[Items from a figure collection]
---

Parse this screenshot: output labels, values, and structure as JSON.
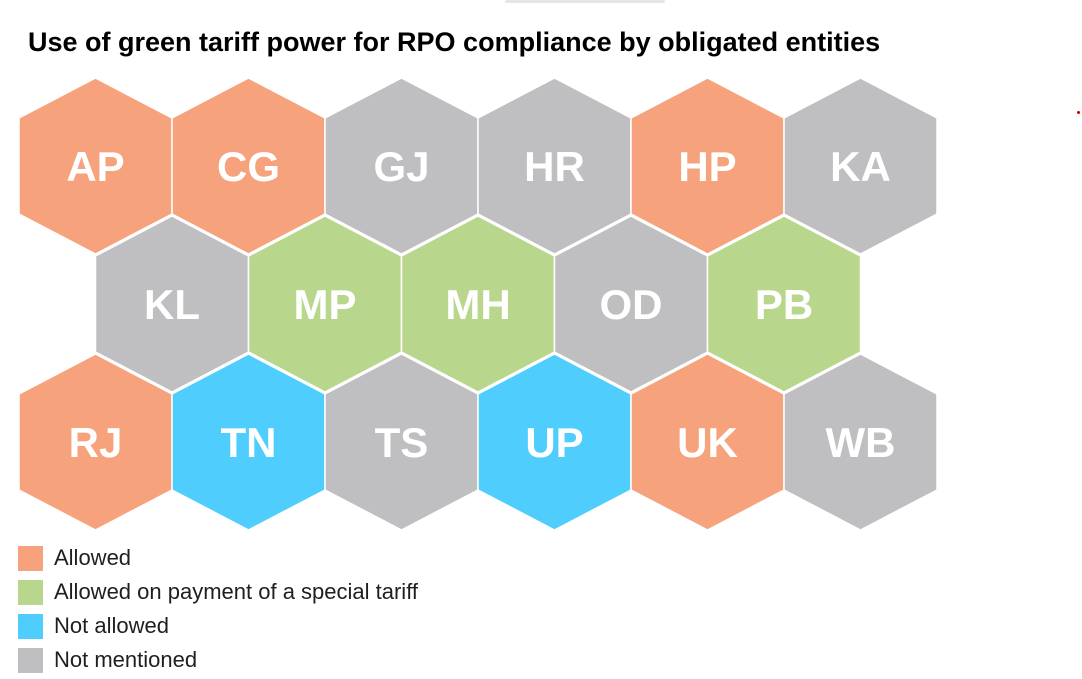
{
  "title": "Use of green tariff power for RPO compliance by obligated entities",
  "categories": {
    "allowed": {
      "label": "Allowed",
      "color": "#f5a27d"
    },
    "special": {
      "label": "Allowed on payment of a special tariff",
      "color": "#b8d68c"
    },
    "not_allowed": {
      "label": "Not allowed",
      "color": "#4fcdfc"
    },
    "not_mentioned": {
      "label": "Not mentioned",
      "color": "#bfbfc1"
    }
  },
  "legend": [
    {
      "key": "allowed",
      "label": "Allowed"
    },
    {
      "key": "special",
      "label": "Allowed on payment of a special tariff"
    },
    {
      "key": "not_allowed",
      "label": "Not allowed"
    },
    {
      "key": "not_mentioned",
      "label": "Not mentioned"
    }
  ],
  "rows": [
    [
      {
        "code": "AP",
        "status": "allowed"
      },
      {
        "code": "CG",
        "status": "allowed"
      },
      {
        "code": "GJ",
        "status": "not_mentioned"
      },
      {
        "code": "HR",
        "status": "not_mentioned"
      },
      {
        "code": "HP",
        "status": "allowed"
      },
      {
        "code": "KA",
        "status": "not_mentioned"
      }
    ],
    [
      {
        "code": "KL",
        "status": "not_mentioned"
      },
      {
        "code": "MP",
        "status": "special"
      },
      {
        "code": "MH",
        "status": "special"
      },
      {
        "code": "OD",
        "status": "not_mentioned"
      },
      {
        "code": "PB",
        "status": "special"
      }
    ],
    [
      {
        "code": "RJ",
        "status": "allowed"
      },
      {
        "code": "TN",
        "status": "not_allowed"
      },
      {
        "code": "TS",
        "status": "not_mentioned"
      },
      {
        "code": "UP",
        "status": "not_allowed"
      },
      {
        "code": "UK",
        "status": "allowed"
      },
      {
        "code": "WB",
        "status": "not_mentioned"
      }
    ]
  ]
}
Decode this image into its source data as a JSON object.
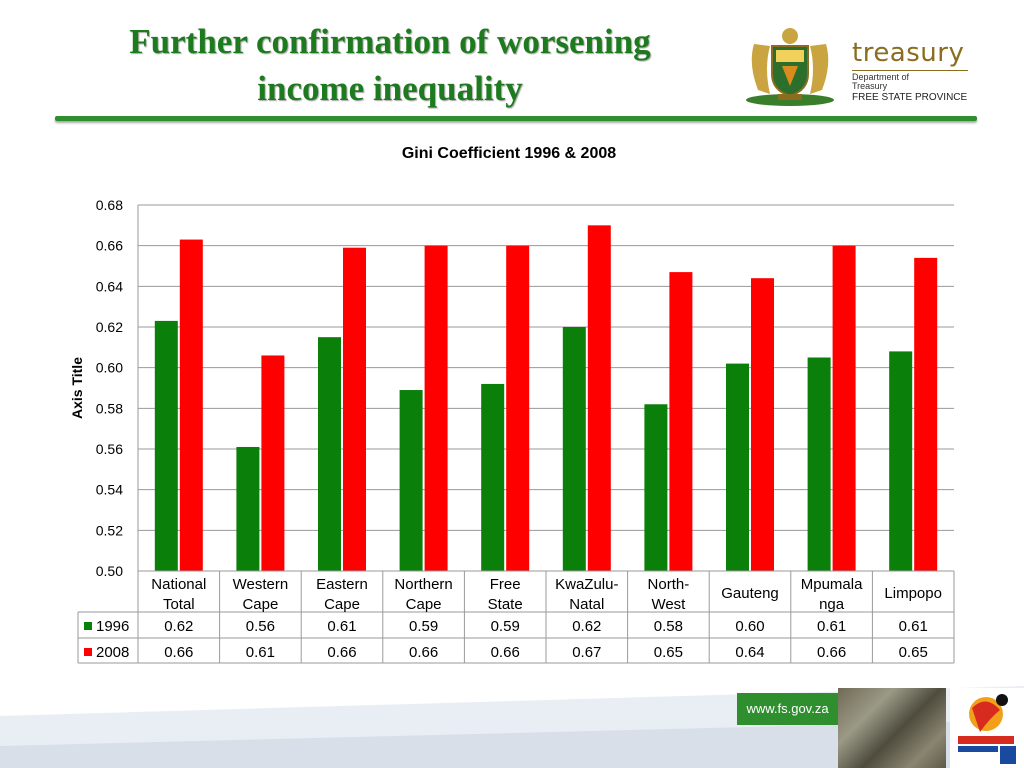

---

◆ **What you have to do**
Go through the listing above and list every line that has the word "this".

◆ **Task output**
Parse this screenshot: output labels, values, and structure as JSON.
Decode this image into its source data as a JSON object.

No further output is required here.